(Rows from a figure dataset)
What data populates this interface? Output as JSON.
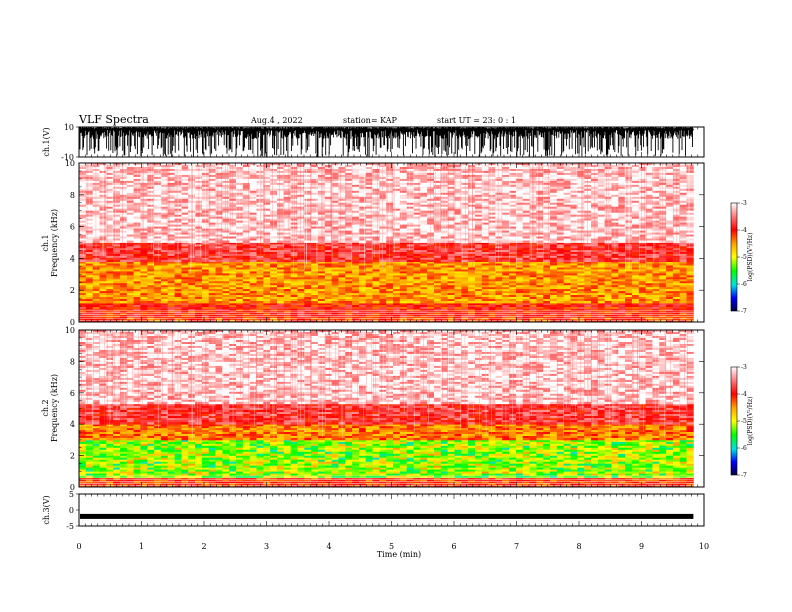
{
  "header": {
    "title": "VLF Spectra",
    "date": "Aug.4 , 2022",
    "station": "station= KAP",
    "start": "start UT = 23: 0 : 1"
  },
  "chart_data": [
    {
      "type": "line",
      "panel": "ch1-waveform",
      "ylabel": "ch.1(V)",
      "ylim": [
        -10,
        10
      ],
      "yticks": [
        "10",
        "-10"
      ],
      "x_range_min": [
        0,
        9.83
      ],
      "trace_color": "#000000",
      "description_visual": "dense noisy waveform saturating near +10 V with dips"
    },
    {
      "type": "heatmap",
      "panel": "ch1-spectrogram",
      "ylabel": "ch.1 Frequency (kHz)",
      "ylim_khz": [
        0,
        10
      ],
      "yticks": [
        "0",
        "2",
        "4",
        "6",
        "8",
        "10"
      ],
      "x_range_min": [
        0,
        9.83
      ],
      "bands": [
        {
          "from_khz": 0.0,
          "to_khz": 0.3,
          "level": -4.2
        },
        {
          "from_khz": 0.3,
          "to_khz": 1.2,
          "level": -4.0
        },
        {
          "from_khz": 1.2,
          "to_khz": 3.8,
          "level": -4.5
        },
        {
          "from_khz": 3.8,
          "to_khz": 5.0,
          "level": -3.8
        },
        {
          "from_khz": 5.0,
          "to_khz": 10.0,
          "level": -3.2
        }
      ],
      "colorbar": {
        "label": "log(PSD)(V²/Hz)",
        "ticks": [
          "-3",
          "-4",
          "-5",
          "-6",
          "-7"
        ],
        "range": [
          -7,
          -3
        ]
      }
    },
    {
      "type": "heatmap",
      "panel": "ch2-spectrogram",
      "ylabel": "ch.2 Frequency (kHz)",
      "ylim_khz": [
        0,
        10
      ],
      "yticks": [
        "0",
        "2",
        "4",
        "6",
        "8",
        "10"
      ],
      "x_range_min": [
        0,
        9.83
      ],
      "bands": [
        {
          "from_khz": 0.0,
          "to_khz": 0.6,
          "level": -4.1
        },
        {
          "from_khz": 0.6,
          "to_khz": 3.0,
          "level": -5.2
        },
        {
          "from_khz": 3.0,
          "to_khz": 4.0,
          "level": -4.4
        },
        {
          "from_khz": 4.0,
          "to_khz": 5.3,
          "level": -3.8
        },
        {
          "from_khz": 5.3,
          "to_khz": 10.0,
          "level": -3.2
        }
      ],
      "colorbar": {
        "label": "log(PSD)(V²/Hz)",
        "ticks": [
          "-3",
          "-4",
          "-5",
          "-6",
          "-7"
        ],
        "range": [
          -7,
          -3
        ]
      }
    },
    {
      "type": "line",
      "panel": "ch3-waveform",
      "ylabel": "ch.3(V)",
      "ylim": [
        -5,
        5
      ],
      "yticks": [
        "5",
        "0",
        "-5"
      ],
      "x_range_min": [
        0,
        9.83
      ],
      "level_v": -2.0,
      "trace_color": "#000000"
    }
  ],
  "xaxis": {
    "label": "Time (min)",
    "xlim": [
      0,
      10
    ],
    "ticks": [
      "0",
      "1",
      "2",
      "3",
      "4",
      "5",
      "6",
      "7",
      "8",
      "9",
      "10"
    ]
  }
}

_Required work_. Find every line with the word "Frequency" and state how many there are, with no other words.

_Result below_. 2